WHAT IS REQUIRED — Present each line of the entries below that holds the word "besticken".
--- Start SOURCE RECORDS ---
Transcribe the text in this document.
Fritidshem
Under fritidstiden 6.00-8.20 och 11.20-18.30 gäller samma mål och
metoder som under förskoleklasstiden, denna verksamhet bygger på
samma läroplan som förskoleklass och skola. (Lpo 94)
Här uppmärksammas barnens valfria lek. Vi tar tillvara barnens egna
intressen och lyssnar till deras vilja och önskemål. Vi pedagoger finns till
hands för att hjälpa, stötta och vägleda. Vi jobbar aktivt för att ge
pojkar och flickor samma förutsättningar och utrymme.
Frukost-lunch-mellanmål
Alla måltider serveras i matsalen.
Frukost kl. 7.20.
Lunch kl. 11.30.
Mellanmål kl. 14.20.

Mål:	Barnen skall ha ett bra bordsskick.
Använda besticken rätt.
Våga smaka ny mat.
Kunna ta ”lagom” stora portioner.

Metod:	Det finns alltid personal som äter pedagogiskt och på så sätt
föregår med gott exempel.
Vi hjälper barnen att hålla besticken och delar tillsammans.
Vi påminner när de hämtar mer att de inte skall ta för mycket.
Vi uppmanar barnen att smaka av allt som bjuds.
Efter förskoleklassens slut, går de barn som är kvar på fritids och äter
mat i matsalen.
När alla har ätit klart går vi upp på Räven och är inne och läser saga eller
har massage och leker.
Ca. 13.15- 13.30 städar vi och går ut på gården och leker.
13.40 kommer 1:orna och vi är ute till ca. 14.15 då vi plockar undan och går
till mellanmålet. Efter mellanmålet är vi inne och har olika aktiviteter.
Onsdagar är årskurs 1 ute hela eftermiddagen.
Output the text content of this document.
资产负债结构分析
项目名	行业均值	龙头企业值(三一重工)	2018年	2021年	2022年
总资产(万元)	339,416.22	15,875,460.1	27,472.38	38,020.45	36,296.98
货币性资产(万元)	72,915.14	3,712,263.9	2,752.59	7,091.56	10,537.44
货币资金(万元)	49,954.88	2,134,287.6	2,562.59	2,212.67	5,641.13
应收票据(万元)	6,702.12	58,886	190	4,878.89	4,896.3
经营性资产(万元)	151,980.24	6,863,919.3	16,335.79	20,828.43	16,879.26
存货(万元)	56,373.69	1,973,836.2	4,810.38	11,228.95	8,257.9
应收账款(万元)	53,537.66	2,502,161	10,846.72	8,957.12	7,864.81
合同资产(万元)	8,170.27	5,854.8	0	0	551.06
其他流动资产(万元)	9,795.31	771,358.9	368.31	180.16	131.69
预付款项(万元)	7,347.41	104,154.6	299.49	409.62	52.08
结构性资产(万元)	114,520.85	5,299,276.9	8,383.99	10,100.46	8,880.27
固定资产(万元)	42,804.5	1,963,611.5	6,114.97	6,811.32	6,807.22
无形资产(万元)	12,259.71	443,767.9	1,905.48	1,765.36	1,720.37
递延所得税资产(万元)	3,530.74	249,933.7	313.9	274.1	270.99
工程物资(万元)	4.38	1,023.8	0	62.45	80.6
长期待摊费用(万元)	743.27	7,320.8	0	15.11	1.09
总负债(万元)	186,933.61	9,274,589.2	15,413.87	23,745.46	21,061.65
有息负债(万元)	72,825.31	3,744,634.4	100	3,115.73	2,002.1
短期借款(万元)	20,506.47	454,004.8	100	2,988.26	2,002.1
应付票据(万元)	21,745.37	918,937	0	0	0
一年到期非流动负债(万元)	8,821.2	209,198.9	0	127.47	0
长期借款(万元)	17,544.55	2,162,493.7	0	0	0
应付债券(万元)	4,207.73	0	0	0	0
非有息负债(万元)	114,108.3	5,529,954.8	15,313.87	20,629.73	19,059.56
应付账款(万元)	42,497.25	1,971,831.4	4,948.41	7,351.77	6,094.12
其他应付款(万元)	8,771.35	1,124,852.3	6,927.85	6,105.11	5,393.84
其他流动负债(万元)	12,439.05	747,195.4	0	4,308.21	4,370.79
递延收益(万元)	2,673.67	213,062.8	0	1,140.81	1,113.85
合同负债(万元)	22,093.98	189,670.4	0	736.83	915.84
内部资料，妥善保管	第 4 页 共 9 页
--- End SOURCE RECORDS ---
--- Start SOURCE RECORDS ---
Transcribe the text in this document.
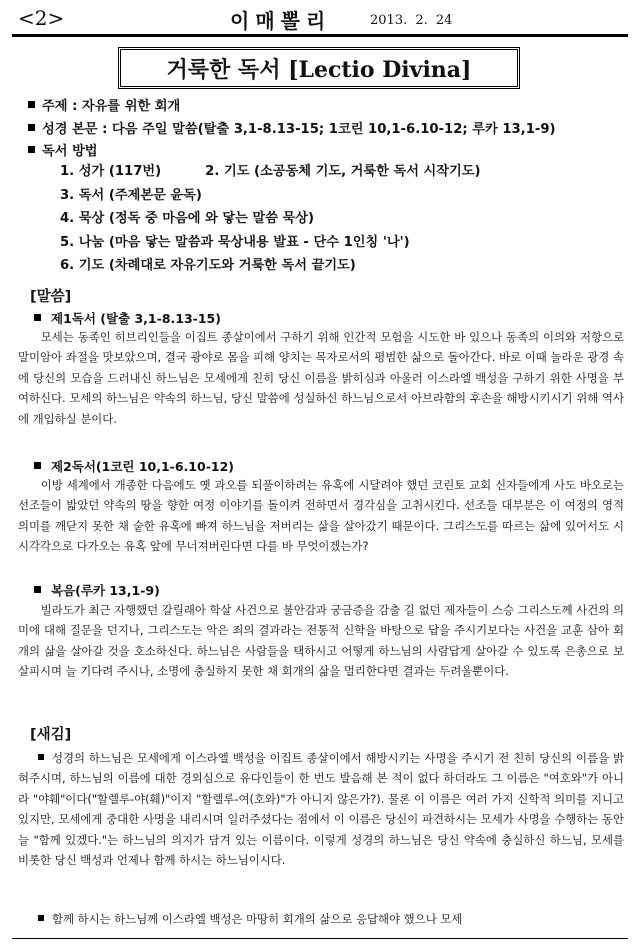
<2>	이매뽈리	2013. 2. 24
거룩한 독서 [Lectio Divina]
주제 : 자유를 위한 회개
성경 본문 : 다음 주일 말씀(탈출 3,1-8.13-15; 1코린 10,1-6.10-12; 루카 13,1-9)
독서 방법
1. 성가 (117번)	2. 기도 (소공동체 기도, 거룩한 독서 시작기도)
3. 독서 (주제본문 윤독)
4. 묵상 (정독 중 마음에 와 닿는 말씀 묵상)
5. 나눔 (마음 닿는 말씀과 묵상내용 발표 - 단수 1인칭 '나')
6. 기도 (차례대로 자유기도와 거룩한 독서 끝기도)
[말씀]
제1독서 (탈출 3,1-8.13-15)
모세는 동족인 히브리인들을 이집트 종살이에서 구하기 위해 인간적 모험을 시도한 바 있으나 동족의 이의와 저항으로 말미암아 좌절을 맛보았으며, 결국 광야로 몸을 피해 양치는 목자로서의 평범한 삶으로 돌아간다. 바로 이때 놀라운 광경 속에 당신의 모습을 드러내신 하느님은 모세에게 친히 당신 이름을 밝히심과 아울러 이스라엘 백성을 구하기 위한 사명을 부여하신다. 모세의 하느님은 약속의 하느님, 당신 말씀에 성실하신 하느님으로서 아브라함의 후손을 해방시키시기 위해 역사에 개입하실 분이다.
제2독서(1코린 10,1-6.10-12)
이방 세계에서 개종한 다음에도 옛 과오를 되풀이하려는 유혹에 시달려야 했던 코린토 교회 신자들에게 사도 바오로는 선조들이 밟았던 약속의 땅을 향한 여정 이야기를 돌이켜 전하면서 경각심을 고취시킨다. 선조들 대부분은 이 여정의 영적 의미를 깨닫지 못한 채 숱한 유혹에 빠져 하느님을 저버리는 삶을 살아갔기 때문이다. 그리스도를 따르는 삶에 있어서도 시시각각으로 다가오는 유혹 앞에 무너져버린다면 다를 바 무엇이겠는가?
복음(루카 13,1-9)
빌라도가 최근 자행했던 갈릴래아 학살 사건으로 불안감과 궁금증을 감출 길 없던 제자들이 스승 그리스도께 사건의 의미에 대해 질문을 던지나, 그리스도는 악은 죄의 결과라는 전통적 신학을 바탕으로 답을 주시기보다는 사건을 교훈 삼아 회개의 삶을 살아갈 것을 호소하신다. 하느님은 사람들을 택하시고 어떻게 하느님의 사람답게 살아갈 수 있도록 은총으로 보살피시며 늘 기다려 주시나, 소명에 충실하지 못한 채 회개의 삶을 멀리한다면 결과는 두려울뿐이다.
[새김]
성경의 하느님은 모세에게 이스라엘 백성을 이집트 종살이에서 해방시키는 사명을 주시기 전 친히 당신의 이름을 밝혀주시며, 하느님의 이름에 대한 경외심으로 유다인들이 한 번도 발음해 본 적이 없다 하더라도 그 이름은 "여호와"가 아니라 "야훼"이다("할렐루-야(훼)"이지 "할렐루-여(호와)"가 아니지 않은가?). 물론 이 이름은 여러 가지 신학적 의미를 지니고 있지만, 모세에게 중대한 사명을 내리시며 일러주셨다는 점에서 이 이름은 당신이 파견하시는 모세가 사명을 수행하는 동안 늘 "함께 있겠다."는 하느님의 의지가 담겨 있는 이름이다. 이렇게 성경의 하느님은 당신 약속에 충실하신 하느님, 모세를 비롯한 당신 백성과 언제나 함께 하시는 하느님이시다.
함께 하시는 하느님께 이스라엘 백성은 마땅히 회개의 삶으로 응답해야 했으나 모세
--- End SOURCE RECORDS ---
--- Start SOURCE RECORDS ---
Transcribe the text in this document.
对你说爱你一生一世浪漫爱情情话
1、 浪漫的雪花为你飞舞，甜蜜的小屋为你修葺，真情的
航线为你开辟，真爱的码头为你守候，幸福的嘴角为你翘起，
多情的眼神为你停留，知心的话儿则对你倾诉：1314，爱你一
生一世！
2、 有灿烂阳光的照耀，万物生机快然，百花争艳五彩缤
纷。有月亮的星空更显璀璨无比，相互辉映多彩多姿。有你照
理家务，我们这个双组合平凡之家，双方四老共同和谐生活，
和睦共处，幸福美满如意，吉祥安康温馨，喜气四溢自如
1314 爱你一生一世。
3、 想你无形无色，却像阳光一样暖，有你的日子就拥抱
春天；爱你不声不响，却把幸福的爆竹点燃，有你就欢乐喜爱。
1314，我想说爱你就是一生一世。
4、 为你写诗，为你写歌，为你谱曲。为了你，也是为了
--- End SOURCE RECORDS ---
EXERCISE RESULT —
Använda besticken rätt.
Vi hjälper barnen att hålla besticken och delar tillsammans.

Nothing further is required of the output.